:: Stored rows

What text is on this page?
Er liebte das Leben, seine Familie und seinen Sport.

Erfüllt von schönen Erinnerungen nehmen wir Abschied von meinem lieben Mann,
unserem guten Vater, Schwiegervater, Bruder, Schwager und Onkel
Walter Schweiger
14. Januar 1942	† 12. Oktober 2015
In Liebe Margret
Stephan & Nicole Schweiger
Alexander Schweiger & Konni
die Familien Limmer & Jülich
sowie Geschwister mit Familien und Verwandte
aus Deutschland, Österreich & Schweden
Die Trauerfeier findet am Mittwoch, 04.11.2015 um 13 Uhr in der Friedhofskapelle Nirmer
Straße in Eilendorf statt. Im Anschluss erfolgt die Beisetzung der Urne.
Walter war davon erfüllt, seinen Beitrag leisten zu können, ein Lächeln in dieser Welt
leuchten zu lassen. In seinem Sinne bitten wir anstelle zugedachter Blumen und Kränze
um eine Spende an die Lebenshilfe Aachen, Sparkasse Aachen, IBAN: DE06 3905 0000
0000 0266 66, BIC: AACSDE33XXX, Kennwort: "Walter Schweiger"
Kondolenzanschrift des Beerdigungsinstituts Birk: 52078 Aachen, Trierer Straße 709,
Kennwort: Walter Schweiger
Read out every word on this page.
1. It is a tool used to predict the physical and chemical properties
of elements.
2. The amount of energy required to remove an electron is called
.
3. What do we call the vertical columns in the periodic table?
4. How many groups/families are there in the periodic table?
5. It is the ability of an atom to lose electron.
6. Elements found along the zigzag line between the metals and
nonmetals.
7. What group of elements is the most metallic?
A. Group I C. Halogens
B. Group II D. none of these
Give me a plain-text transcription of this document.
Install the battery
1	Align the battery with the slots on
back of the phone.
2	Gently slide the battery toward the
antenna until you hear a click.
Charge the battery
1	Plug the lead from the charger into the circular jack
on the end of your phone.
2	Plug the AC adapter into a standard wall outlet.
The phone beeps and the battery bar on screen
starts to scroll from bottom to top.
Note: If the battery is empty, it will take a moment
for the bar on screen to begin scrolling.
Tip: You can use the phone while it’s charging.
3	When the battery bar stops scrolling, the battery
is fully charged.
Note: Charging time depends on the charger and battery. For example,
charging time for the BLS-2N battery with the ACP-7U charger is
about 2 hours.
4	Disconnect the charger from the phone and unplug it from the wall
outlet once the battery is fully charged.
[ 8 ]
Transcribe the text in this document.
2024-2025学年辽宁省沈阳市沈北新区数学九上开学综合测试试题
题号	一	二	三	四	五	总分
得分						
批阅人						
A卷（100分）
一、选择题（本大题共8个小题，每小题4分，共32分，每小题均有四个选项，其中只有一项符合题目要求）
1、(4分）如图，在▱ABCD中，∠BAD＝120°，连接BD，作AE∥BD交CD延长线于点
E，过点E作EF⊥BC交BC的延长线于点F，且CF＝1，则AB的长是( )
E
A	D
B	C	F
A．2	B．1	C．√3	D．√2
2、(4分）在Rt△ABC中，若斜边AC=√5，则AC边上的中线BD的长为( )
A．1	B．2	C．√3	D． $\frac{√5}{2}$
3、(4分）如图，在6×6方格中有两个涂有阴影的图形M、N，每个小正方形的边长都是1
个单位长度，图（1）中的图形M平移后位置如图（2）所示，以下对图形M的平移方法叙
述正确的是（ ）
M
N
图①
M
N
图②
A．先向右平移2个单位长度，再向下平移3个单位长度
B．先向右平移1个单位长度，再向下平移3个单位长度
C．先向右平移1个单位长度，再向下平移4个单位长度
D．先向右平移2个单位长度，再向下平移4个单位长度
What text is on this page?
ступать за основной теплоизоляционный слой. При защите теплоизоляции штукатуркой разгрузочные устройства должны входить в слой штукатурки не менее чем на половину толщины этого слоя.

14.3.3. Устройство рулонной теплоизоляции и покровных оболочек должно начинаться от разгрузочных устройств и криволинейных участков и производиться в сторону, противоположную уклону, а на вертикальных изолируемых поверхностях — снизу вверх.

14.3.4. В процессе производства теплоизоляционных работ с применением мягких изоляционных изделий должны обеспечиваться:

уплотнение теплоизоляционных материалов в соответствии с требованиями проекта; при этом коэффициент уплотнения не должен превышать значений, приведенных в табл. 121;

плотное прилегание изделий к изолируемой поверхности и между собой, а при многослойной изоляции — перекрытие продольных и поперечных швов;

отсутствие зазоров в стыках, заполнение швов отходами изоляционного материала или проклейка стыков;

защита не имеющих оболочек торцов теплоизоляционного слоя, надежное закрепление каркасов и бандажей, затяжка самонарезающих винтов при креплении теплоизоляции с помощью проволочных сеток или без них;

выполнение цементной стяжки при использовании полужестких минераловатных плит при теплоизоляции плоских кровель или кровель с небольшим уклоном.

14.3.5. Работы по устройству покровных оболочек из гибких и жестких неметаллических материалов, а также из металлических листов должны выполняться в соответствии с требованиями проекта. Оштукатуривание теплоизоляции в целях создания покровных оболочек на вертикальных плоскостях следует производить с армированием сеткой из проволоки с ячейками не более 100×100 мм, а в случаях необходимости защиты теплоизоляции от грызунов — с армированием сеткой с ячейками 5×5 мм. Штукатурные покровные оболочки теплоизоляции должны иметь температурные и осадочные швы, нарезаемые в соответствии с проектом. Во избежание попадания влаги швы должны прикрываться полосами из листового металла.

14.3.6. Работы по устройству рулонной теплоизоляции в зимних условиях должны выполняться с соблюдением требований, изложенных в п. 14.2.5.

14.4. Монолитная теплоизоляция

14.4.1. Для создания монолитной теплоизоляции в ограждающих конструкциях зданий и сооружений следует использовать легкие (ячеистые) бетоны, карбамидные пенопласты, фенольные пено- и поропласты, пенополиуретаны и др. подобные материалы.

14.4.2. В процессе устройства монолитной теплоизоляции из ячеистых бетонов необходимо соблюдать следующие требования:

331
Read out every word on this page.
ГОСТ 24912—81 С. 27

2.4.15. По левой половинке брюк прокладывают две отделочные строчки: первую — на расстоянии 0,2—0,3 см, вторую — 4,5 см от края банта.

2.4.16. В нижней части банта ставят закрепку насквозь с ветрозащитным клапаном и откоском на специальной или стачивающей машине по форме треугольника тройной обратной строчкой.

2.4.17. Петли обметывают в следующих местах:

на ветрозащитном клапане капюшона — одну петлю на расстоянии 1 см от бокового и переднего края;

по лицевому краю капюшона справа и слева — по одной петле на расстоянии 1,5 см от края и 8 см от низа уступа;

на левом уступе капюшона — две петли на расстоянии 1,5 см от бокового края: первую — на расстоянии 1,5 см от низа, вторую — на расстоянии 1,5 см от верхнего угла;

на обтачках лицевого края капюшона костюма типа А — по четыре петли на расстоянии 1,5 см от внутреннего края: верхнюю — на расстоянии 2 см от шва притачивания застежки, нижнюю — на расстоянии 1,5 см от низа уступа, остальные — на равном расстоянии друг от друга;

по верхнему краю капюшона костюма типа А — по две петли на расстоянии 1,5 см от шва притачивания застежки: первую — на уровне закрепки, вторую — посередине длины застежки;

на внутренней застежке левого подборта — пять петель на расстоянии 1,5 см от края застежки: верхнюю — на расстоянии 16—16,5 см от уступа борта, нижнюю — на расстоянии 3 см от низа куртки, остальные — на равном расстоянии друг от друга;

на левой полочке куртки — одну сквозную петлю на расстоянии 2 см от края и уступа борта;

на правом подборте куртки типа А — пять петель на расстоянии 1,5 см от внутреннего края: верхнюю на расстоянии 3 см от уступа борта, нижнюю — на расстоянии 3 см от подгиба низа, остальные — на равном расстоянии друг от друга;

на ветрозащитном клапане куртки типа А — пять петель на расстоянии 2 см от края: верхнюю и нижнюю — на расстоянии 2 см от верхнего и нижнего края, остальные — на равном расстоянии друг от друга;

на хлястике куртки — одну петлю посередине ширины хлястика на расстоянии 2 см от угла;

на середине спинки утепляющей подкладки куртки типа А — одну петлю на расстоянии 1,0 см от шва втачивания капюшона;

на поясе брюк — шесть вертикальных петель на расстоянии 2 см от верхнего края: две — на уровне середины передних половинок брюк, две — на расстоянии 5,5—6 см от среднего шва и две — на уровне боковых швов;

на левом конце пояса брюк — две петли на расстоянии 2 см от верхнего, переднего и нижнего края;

::::

How many lines of the entries above hold the string "document"? Reply with the number alone.

2